## start Excerpted records

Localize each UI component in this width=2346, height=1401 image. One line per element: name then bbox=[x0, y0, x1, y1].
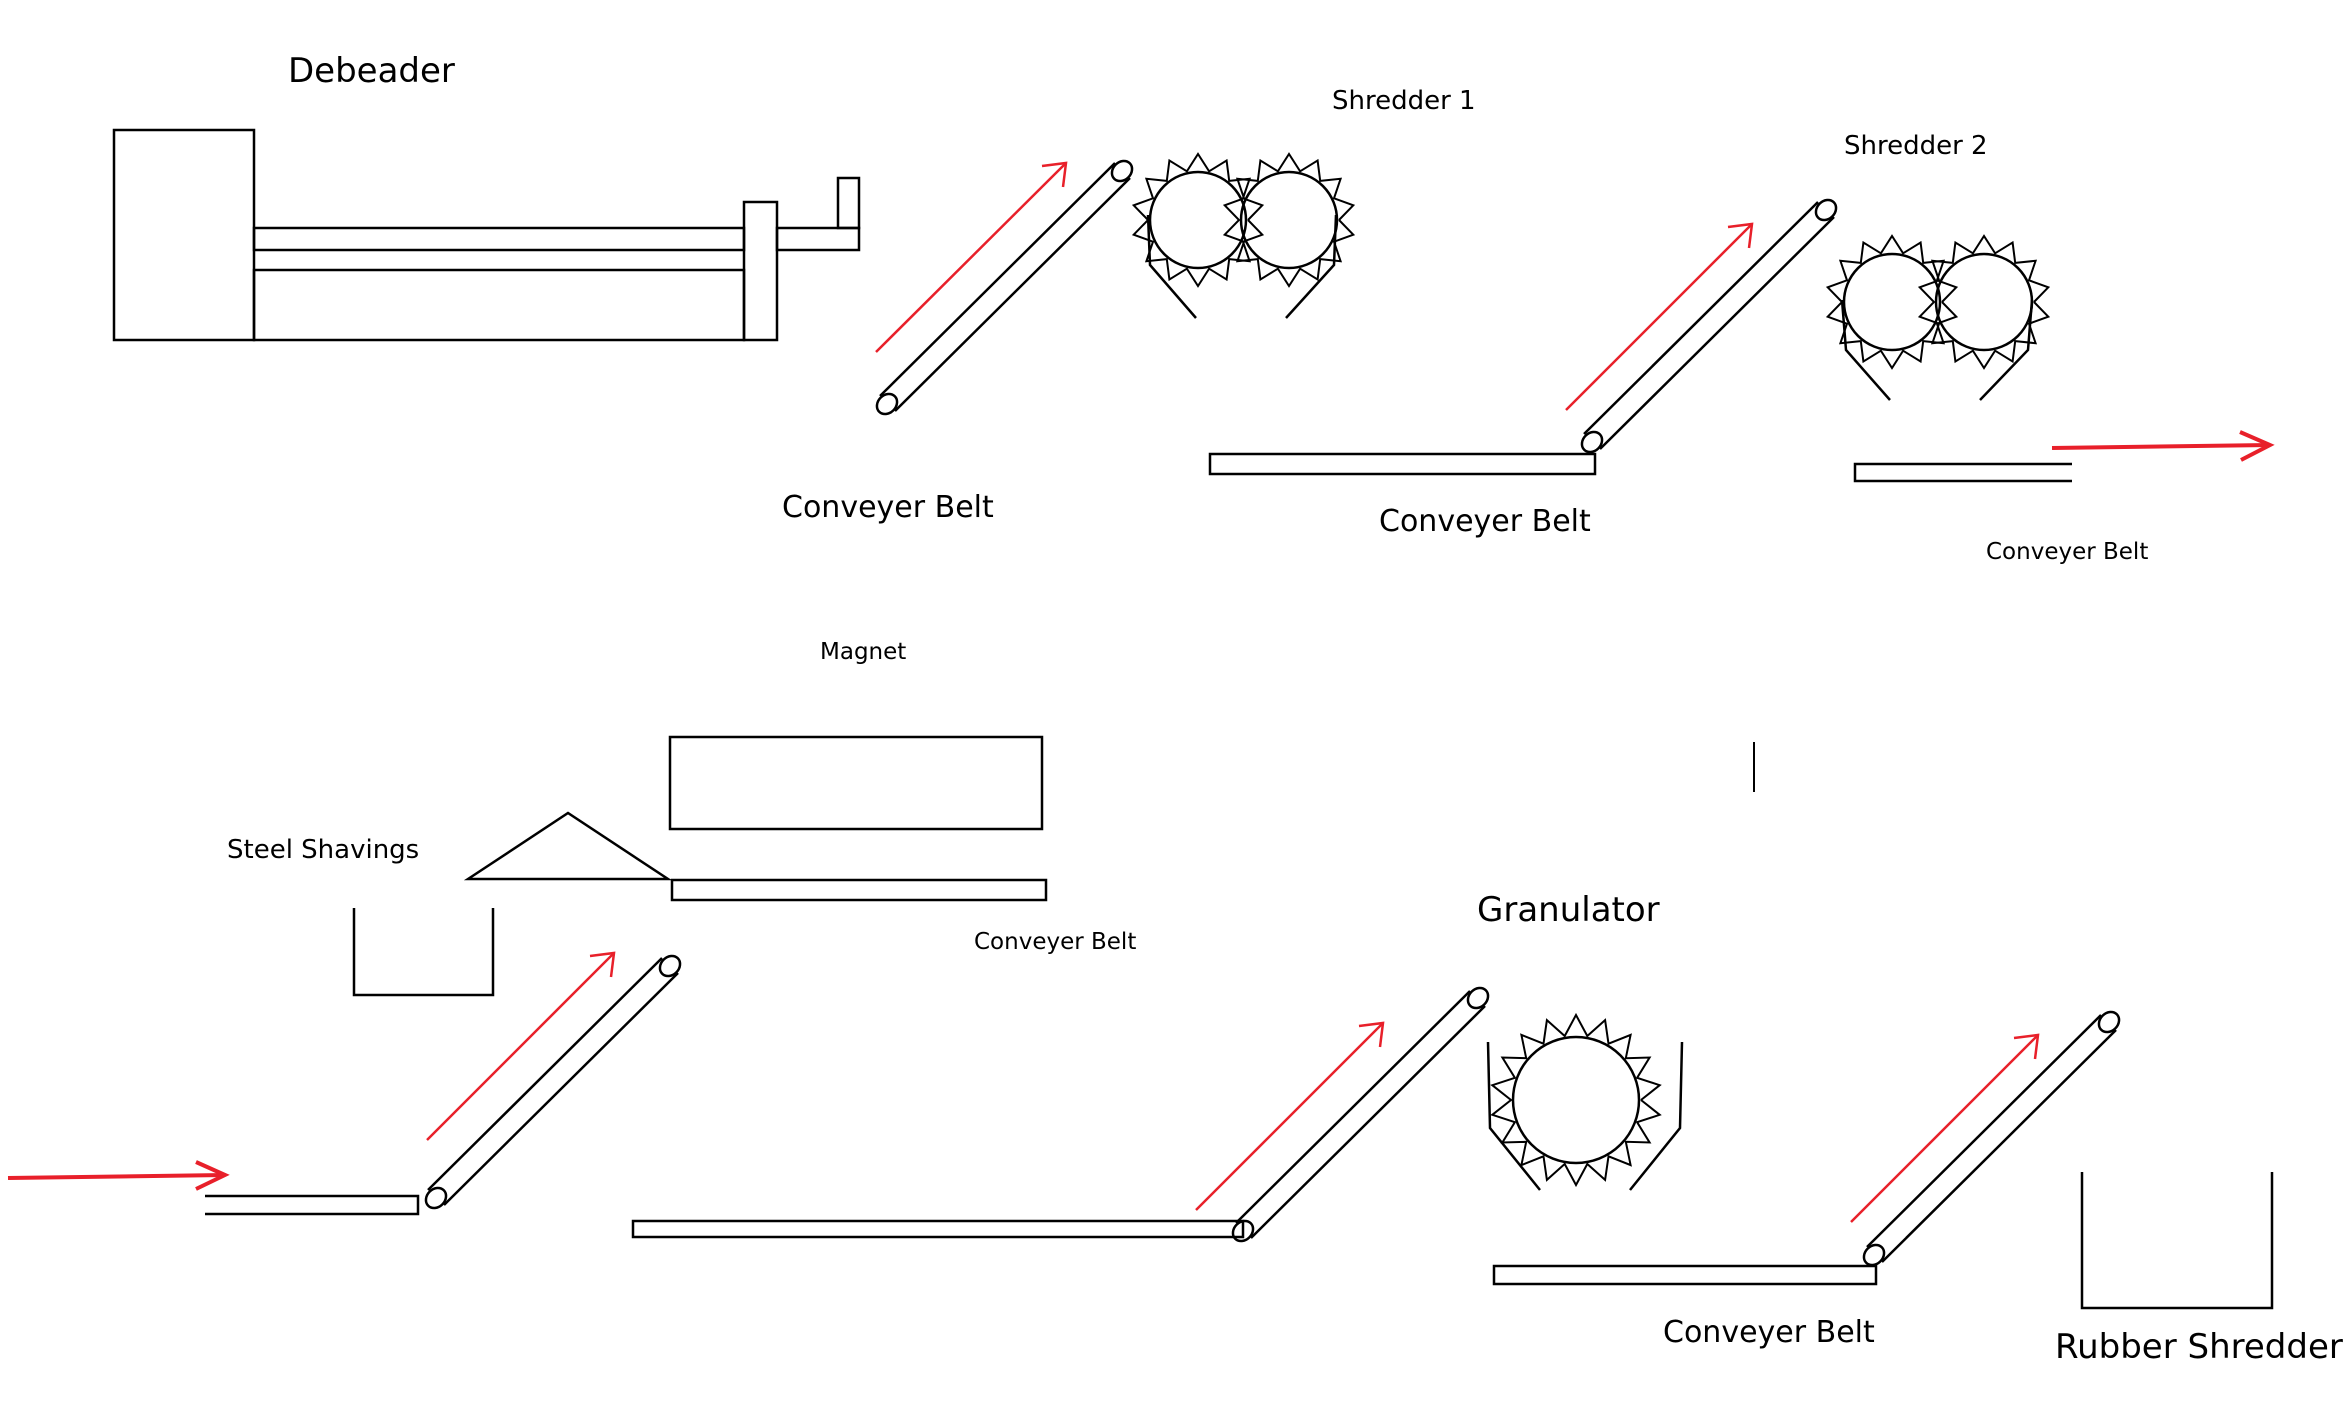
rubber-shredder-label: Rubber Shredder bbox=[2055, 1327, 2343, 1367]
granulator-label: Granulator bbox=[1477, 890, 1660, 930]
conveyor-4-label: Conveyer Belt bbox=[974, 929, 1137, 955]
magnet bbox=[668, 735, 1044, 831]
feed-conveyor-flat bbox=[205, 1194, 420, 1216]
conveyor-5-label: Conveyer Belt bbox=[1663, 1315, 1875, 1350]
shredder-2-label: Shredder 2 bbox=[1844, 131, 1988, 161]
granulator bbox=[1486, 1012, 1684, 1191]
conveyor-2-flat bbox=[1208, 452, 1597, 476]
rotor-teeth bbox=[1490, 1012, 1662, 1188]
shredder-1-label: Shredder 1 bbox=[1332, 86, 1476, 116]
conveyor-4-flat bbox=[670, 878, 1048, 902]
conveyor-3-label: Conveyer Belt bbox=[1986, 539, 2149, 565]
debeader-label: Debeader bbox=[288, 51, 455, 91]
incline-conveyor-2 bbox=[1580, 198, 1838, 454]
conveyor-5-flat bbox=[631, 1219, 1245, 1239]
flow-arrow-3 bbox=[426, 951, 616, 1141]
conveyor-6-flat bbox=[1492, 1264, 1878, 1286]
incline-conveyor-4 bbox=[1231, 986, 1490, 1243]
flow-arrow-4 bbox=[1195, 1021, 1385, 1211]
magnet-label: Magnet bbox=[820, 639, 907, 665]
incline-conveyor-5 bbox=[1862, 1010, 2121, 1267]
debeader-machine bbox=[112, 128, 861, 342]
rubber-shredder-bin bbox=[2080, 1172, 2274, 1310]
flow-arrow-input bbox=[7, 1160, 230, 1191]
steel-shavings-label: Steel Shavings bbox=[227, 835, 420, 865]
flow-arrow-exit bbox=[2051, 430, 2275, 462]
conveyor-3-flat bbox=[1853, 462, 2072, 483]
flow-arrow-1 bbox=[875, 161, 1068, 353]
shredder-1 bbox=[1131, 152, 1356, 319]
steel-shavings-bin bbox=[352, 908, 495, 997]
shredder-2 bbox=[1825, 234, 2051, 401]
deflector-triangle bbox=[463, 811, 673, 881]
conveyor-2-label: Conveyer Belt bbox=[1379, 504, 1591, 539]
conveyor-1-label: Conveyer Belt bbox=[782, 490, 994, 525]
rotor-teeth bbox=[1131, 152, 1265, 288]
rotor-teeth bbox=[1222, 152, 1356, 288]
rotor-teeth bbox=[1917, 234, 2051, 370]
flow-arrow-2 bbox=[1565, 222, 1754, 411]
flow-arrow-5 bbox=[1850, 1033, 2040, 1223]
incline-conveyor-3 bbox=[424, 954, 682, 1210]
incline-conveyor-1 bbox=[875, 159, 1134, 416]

## end Excerpted records
## start Excerpted records

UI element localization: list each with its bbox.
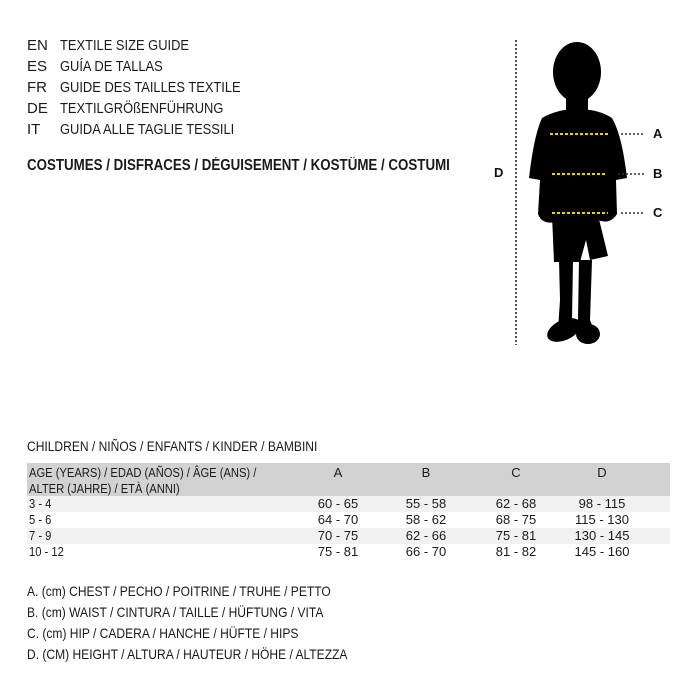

## end Excerpted records

◆ Set exercise ◆
Rewrite the lines between the one holding "Localize each UI" and the one holding "granulator-label: Granulator bbox=[1477, 890, 1660, 930]", inclusive, as a Markdown table with the columns Row and Line. Skip blank lines and leave the pictures out.

◆ Answer to the problem ◆
| Row | Line |
|---|---|
| 1 | Localize each UI component in this width=2346, height=1401 image. One line per element: name then bbox=[x0, y0, x1, y1]. |
| 2 | rubber-shredder-label: Rubber Shredder bbox=[2055, 1327, 2343, 1367] |
| 3 | granulator-label: Granulator bbox=[1477, 890, 1660, 930] |